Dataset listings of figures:
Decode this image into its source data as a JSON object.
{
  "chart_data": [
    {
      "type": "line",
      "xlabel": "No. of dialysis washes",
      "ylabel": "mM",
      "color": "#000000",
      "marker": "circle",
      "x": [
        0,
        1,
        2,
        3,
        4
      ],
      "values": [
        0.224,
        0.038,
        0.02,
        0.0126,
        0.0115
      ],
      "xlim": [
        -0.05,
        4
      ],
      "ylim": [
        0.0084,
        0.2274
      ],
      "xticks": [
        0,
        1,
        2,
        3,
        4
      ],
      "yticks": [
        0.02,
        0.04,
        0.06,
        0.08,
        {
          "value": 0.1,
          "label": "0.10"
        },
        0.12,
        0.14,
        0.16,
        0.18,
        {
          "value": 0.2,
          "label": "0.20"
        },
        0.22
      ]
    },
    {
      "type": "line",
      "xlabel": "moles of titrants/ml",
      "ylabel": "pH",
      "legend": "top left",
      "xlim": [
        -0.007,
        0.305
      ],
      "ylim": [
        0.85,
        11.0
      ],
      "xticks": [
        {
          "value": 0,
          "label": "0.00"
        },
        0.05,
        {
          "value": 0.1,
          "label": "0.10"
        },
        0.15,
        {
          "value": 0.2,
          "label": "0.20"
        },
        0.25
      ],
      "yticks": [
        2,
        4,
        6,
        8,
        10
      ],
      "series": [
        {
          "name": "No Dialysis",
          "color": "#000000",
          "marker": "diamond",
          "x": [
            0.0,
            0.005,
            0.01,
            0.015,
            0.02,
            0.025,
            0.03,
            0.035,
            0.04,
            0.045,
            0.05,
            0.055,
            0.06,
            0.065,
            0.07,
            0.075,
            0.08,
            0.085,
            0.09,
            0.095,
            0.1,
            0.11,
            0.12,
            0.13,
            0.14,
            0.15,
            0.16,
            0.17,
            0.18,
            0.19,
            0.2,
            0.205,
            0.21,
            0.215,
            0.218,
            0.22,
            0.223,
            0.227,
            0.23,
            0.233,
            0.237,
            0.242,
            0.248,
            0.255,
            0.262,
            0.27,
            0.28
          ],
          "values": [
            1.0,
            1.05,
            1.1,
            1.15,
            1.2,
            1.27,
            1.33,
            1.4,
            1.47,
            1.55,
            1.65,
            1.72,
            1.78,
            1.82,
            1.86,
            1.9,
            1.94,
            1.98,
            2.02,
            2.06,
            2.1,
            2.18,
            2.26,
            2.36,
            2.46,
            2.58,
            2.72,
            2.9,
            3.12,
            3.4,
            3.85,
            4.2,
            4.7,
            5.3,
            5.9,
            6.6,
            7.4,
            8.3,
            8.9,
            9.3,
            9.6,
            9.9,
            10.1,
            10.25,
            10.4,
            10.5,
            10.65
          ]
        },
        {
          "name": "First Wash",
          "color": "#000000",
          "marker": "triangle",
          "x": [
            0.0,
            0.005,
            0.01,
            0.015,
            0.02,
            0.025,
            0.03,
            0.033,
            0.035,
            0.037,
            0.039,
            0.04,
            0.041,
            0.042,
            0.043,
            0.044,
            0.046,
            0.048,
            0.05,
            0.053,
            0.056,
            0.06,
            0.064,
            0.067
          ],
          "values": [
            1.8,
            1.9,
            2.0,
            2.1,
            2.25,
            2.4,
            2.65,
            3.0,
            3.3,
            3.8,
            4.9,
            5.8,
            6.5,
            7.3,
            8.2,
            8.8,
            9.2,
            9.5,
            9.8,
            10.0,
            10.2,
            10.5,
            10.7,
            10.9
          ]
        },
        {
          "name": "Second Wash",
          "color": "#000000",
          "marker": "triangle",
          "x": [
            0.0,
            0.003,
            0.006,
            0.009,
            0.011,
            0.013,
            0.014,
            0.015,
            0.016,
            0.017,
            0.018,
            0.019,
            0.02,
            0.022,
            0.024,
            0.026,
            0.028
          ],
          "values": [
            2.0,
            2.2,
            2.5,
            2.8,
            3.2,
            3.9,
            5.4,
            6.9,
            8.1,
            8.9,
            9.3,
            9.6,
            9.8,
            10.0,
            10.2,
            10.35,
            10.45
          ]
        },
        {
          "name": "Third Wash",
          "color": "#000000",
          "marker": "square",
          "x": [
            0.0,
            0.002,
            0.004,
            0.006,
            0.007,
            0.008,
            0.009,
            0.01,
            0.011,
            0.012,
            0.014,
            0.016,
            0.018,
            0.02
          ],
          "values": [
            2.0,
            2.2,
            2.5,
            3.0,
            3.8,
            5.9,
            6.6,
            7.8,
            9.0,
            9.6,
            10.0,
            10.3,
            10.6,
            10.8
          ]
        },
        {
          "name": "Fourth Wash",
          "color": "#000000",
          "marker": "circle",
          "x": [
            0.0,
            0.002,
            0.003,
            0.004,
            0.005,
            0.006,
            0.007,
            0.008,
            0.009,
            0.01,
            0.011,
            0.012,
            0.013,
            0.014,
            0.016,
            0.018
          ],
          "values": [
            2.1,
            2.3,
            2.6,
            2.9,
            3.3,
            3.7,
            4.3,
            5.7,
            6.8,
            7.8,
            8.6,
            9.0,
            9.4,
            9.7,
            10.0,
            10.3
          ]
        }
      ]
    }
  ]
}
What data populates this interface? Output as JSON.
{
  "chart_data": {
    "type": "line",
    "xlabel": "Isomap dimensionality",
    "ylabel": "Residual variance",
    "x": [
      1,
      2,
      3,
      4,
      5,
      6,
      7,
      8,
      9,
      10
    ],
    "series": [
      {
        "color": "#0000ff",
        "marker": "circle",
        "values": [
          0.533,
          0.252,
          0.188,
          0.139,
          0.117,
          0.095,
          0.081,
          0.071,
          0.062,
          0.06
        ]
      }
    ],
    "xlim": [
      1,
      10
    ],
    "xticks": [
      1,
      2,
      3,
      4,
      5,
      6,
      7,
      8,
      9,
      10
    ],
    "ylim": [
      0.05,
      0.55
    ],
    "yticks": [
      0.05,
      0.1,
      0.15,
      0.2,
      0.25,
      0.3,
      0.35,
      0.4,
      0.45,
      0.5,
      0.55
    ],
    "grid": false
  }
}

Task requirements:
Using the listing above, reproduce each line without omission.

Response below:
Decode this image into its source data as a JSON object.
{
  "chart_data": [
    {
      "type": "line",
      "xlabel": "No. of dialysis washes",
      "ylabel": "mM",
      "color": "#000000",
      "marker": "circle",
      "x": [
        0,
        1,
        2,
        3,
        4
      ],
      "values": [
        0.224,
        0.038,
        0.02,
        0.0126,
        0.0115
      ],
      "xlim": [
        -0.05,
        4
      ],
      "ylim": [
        0.0084,
        0.2274
      ],
      "xticks": [
        0,
        1,
        2,
        3,
        4
      ],
      "yticks": [
        0.02,
        0.04,
        0.06,
        0.08,
        {
          "value": 0.1,
          "label": "0.10"
        },
        0.12,
        0.14,
        0.16,
        0.18,
        {
          "value": 0.2,
          "label": "0.20"
        },
        0.22
      ]
    },
    {
      "type": "line",
      "xlabel": "moles of titrants/ml",
      "ylabel": "pH",
      "legend": "top left",
      "xlim": [
        -0.007,
        0.305
      ],
      "ylim": [
        0.85,
        11.0
      ],
      "xticks": [
        {
          "value": 0,
          "label": "0.00"
        },
        0.05,
        {
          "value": 0.1,
          "label": "0.10"
        },
        0.15,
        {
          "value": 0.2,
          "label": "0.20"
        },
        0.25
      ],
      "yticks": [
        2,
        4,
        6,
        8,
        10
      ],
      "series": [
        {
          "name": "No Dialysis",
          "color": "#000000",
          "marker": "diamond",
          "x": [
            0.0,
            0.005,
            0.01,
            0.015,
            0.02,
            0.025,
            0.03,
            0.035,
            0.04,
            0.045,
            0.05,
            0.055,
            0.06,
            0.065,
            0.07,
            0.075,
            0.08,
            0.085,
            0.09,
            0.095,
            0.1,
            0.11,
            0.12,
            0.13,
            0.14,
            0.15,
            0.16,
            0.17,
            0.18,
            0.19,
            0.2,
            0.205,
            0.21,
            0.215,
            0.218,
            0.22,
            0.223,
            0.227,
            0.23,
            0.233,
            0.237,
            0.242,
            0.248,
            0.255,
            0.262,
            0.27,
            0.28
          ],
          "values": [
            1.0,
            1.05,
            1.1,
            1.15,
            1.2,
            1.27,
            1.33,
            1.4,
            1.47,
            1.55,
            1.65,
            1.72,
            1.78,
            1.82,
            1.86,
            1.9,
            1.94,
            1.98,
            2.02,
            2.06,
            2.1,
            2.18,
            2.26,
            2.36,
            2.46,
            2.58,
            2.72,
            2.9,
            3.12,
            3.4,
            3.85,
            4.2,
            4.7,
            5.3,
            5.9,
            6.6,
            7.4,
            8.3,
            8.9,
            9.3,
            9.6,
            9.9,
            10.1,
            10.25,
            10.4,
            10.5,
            10.65
          ]
        },
        {
          "name": "First Wash",
          "color": "#000000",
          "marker": "triangle",
          "x": [
            0.0,
            0.005,
            0.01,
            0.015,
            0.02,
            0.025,
            0.03,
            0.033,
            0.035,
            0.037,
            0.039,
            0.04,
            0.041,
            0.042,
            0.043,
            0.044,
            0.046,
            0.048,
            0.05,
            0.053,
            0.056,
            0.06,
            0.064,
            0.067
          ],
          "values": [
            1.8,
            1.9,
            2.0,
            2.1,
            2.25,
            2.4,
            2.65,
            3.0,
            3.3,
            3.8,
            4.9,
            5.8,
            6.5,
            7.3,
            8.2,
            8.8,
            9.2,
            9.5,
            9.8,
            10.0,
            10.2,
            10.5,
            10.7,
            10.9
          ]
        },
        {
          "name": "Second Wash",
          "color": "#000000",
          "marker": "triangle",
          "x": [
            0.0,
            0.003,
            0.006,
            0.009,
            0.011,
            0.013,
            0.014,
            0.015,
            0.016,
            0.017,
            0.018,
            0.019,
            0.02,
            0.022,
            0.024,
            0.026,
            0.028
          ],
          "values": [
            2.0,
            2.2,
            2.5,
            2.8,
            3.2,
            3.9,
            5.4,
            6.9,
            8.1,
            8.9,
            9.3,
            9.6,
            9.8,
            10.0,
            10.2,
            10.35,
            10.45
          ]
        },
        {
          "name": "Third Wash",
          "color": "#000000",
          "marker": "square",
          "x": [
            0.0,
            0.002,
            0.004,
            0.006,
            0.007,
            0.008,
            0.009,
            0.01,
            0.011,
            0.012,
            0.014,
            0.016,
            0.018,
            0.02
          ],
          "values": [
            2.0,
            2.2,
            2.5,
            3.0,
            3.8,
            5.9,
            6.6,
            7.8,
            9.0,
            9.6,
            10.0,
            10.3,
            10.6,
            10.8
          ]
        },
        {
          "name": "Fourth Wash",
          "color": "#000000",
          "marker": "circle",
          "x": [
            0.0,
            0.002,
            0.003,
            0.004,
            0.005,
            0.006,
            0.007,
            0.008,
            0.009,
            0.01,
            0.011,
            0.012,
            0.013,
            0.014,
            0.016,
            0.018
          ],
          "values": [
            2.1,
            2.3,
            2.6,
            2.9,
            3.3,
            3.7,
            4.3,
            5.7,
            6.8,
            7.8,
            8.6,
            9.0,
            9.4,
            9.7,
            10.0,
            10.3
          ]
        }
      ]
    }
  ]
}
What data populates this interface? Output as JSON.
{
  "chart_data": {
    "type": "line",
    "xlabel": "Isomap dimensionality",
    "ylabel": "Residual variance",
    "x": [
      1,
      2,
      3,
      4,
      5,
      6,
      7,
      8,
      9,
      10
    ],
    "series": [
      {
        "color": "#0000ff",
        "marker": "circle",
        "values": [
          0.533,
          0.252,
          0.188,
          0.139,
          0.117,
          0.095,
          0.081,
          0.071,
          0.062,
          0.06
        ]
      }
    ],
    "xlim": [
      1,
      10
    ],
    "xticks": [
      1,
      2,
      3,
      4,
      5,
      6,
      7,
      8,
      9,
      10
    ],
    "ylim": [
      0.05,
      0.55
    ],
    "yticks": [
      0.05,
      0.1,
      0.15,
      0.2,
      0.25,
      0.3,
      0.35,
      0.4,
      0.45,
      0.5,
      0.55
    ],
    "grid": false
  }
}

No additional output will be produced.